══ ROWS ══
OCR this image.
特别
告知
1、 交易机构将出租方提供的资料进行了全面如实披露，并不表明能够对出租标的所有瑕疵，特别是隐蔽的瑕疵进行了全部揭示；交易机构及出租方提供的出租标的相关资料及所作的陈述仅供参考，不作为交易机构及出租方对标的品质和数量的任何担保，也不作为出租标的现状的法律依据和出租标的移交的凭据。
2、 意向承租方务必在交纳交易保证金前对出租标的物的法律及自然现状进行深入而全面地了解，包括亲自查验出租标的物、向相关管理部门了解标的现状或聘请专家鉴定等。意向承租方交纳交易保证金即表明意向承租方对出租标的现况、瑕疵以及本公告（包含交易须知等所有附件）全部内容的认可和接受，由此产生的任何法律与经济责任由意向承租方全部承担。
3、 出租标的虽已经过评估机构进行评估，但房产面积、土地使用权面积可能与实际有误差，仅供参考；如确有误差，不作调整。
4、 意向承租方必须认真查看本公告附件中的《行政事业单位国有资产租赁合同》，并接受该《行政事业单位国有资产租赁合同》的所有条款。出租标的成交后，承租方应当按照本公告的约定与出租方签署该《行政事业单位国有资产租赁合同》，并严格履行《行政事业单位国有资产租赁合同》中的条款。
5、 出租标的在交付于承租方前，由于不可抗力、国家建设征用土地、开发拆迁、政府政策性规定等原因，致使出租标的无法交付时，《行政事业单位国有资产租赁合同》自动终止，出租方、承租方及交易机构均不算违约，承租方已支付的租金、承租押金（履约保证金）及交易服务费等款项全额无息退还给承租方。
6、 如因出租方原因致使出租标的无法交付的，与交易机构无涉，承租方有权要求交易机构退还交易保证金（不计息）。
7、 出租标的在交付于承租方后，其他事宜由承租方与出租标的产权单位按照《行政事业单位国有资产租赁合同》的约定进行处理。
═══
:: EXERCISE TASK ::
Repeat each record exactly, leaving nothing out.

:: CORRECT RESPONSE ::
OCR this image.
特别
告知
1、 交易机构将出租方提供的资料进行了全面如实披露，并不表明能够对出租标的所有瑕疵，特别是隐蔽的瑕疵进行了全部揭示；交易机构及出租方提供的出租标的相关资料及所作的陈述仅供参考，不作为交易机构及出租方对标的品质和数量的任何担保，也不作为出租标的现状的法律依据和出租标的移交的凭据。
2、 意向承租方务必在交纳交易保证金前对出租标的物的法律及自然现状进行深入而全面地了解，包括亲自查验出租标的物、向相关管理部门了解标的现状或聘请专家鉴定等。意向承租方交纳交易保证金即表明意向承租方对出租标的现况、瑕疵以及本公告（包含交易须知等所有附件）全部内容的认可和接受，由此产生的任何法律与经济责任由意向承租方全部承担。
3、 出租标的虽已经过评估机构进行评估，但房产面积、土地使用权面积可能与实际有误差，仅供参考；如确有误差，不作调整。
4、 意向承租方必须认真查看本公告附件中的《行政事业单位国有资产租赁合同》，并接受该《行政事业单位国有资产租赁合同》的所有条款。出租标的成交后，承租方应当按照本公告的约定与出租方签署该《行政事业单位国有资产租赁合同》，并严格履行《行政事业单位国有资产租赁合同》中的条款。
5、 出租标的在交付于承租方前，由于不可抗力、国家建设征用土地、开发拆迁、政府政策性规定等原因，致使出租标的无法交付时，《行政事业单位国有资产租赁合同》自动终止，出租方、承租方及交易机构均不算违约，承租方已支付的租金、承租押金（履约保证金）及交易服务费等款项全额无息退还给承租方。
6、 如因出租方原因致使出租标的无法交付的，与交易机构无涉，承租方有权要求交易机构退还交易保证金（不计息）。
7、 出租标的在交付于承租方后，其他事宜由承租方与出租标的产权单位按照《行政事业单位国有资产租赁合同》的约定进行处理。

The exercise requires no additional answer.